_GIVEN TASK_
Keep every line where the word "absolut" appears; drop the rest.

_THE RECORDS_
[Start]

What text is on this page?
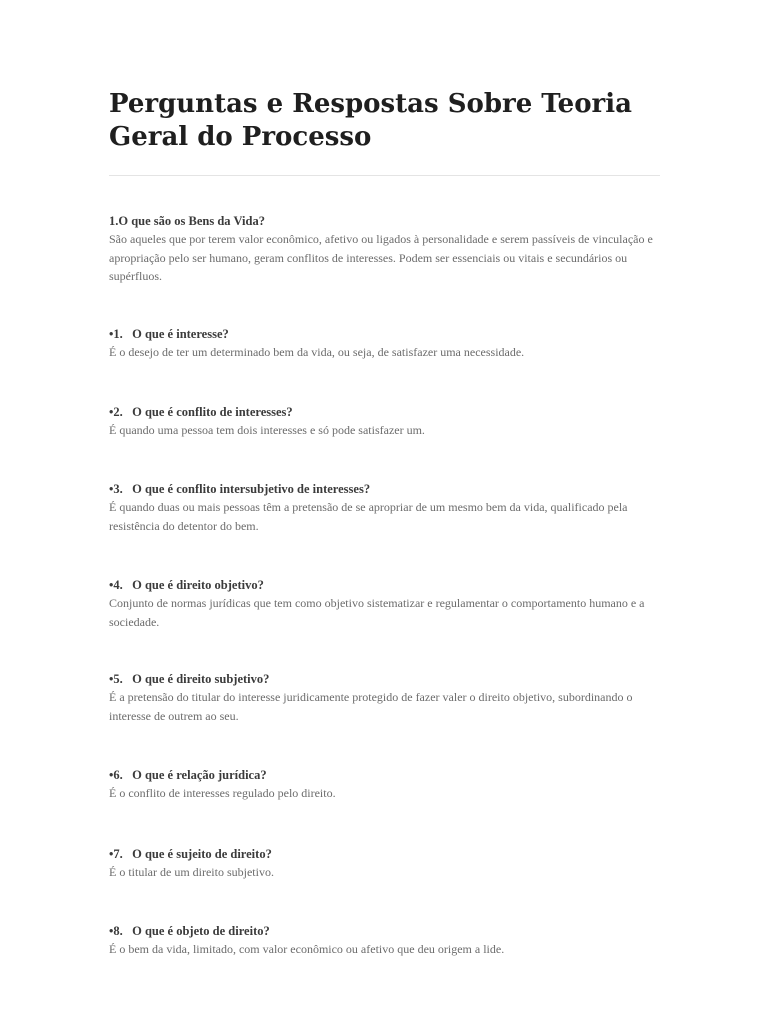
Perguntas e Respostas Sobre Teoria Geral do Processo

1.O que são os Bens da Vida?

São aqueles que por terem valor econômico, afetivo ou ligados à personalidade e serem passíveis de vinculação e apropriação pelo ser humano, geram conflitos de interesses. Podem ser essenciais ou vitais e secundários ou supérfluos.

•1.   O que é interesse?

É o desejo de ter um determinado bem da vida, ou seja, de satisfazer uma necessidade.

•2.   O que é conflito de interesses?

É quando uma pessoa tem dois interesses e só pode satisfazer um.

•3.   O que é conflito intersubjetivo de interesses?

É quando duas ou mais pessoas têm a pretensão de se apropriar de um mesmo bem da vida, qualificado pela resistência do detentor do bem.

•4.   O que é direito objetivo?

Conjunto de normas jurídicas que tem como objetivo sistematizar e regulamentar o comportamento humano e a sociedade.

•5.   O que é direito subjetivo?

É a pretensão do titular do interesse juridicamente protegido de fazer valer o direito objetivo, subordinando o interesse de outrem ao seu.

•6.   O que é relação jurídica?

É o conflito de interesses regulado pelo direito.

•7.   O que é sujeito de direito?

É o titular de um direito subjetivo.

•8.   O que é objeto de direito?

É o bem da vida, limitado, com valor econômico ou afetivo que deu origem a lide.
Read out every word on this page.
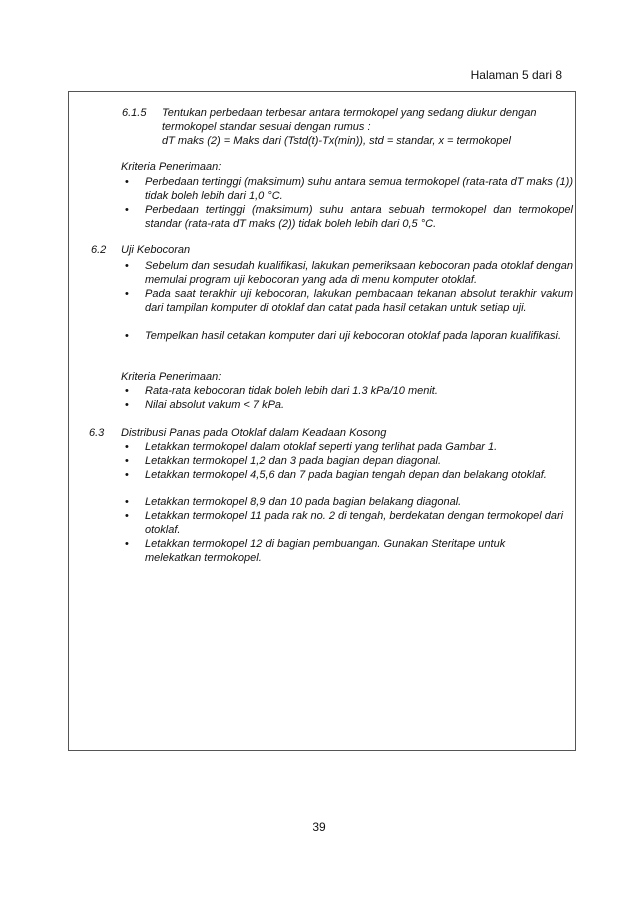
Halaman 5 dari 8
6.1.5 Tentukan perbedaan terbesar antara termokopel yang sedang diukur dengan
termokopel standar sesuai dengan rumus :
dT maks (2) = Maks dari (Tstd(t)-Tx(min)), std = standar, x = termokopel
Kriteria Penerimaan:
• Perbedaan tertinggi (maksimum) suhu antara semua termokopel (rata-rata dT maks (1)) tidak boleh lebih dari 1,0 °C.
• Perbedaan tertinggi (maksimum) suhu antara sebuah termokopel dan termokopel standar (rata-rata dT maks (2)) tidak boleh lebih dari 0,5 °C.
6.2 Uji Kebocoran
• Sebelum dan sesudah kualifikasi, lakukan pemeriksaan kebocoran pada otoklaf dengan memulai program uji kebocoran yang ada di menu komputer otoklaf.
• Pada saat terakhir uji kebocoran, lakukan pembacaan tekanan absolut terakhir vakum dari tampilan komputer di otoklaf dan catat pada hasil cetakan untuk setiap uji.
• Tempelkan hasil cetakan komputer dari uji kebocoran otoklaf pada laporan kualifikasi.
Kriteria Penerimaan:
• Rata-rata kebocoran tidak boleh lebih dari 1.3 kPa/10 menit.
• Nilai absolut vakum < 7 kPa.
6.3 Distribusi Panas pada Otoklaf dalam Keadaan Kosong
• Letakkan termokopel dalam otoklaf seperti yang terlihat pada Gambar 1.
• Letakkan termokopel 1,2 dan 3 pada bagian depan diagonal.
• Letakkan termokopel 4,5,6 dan 7 pada bagian tengah depan dan belakang otoklaf.
• Letakkan termokopel 8,9 dan 10 pada bagian belakang diagonal.
• Letakkan termokopel 11 pada rak no. 2 di tengah, berdekatan dengan termokopel dari otoklaf.
• Letakkan termokopel 12 di bagian pembuangan. Gunakan Steritape untuk melekatkan termokopel.
39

[End]

_FINAL RESULT_
• Pada saat terakhir uji kebocoran, lakukan pembacaan tekanan absolut terakhir vakum dari tampilan komputer di otoklaf dan catat pada hasil cetakan untuk setiap uji.
• Nilai absolut vakum < 7 kPa.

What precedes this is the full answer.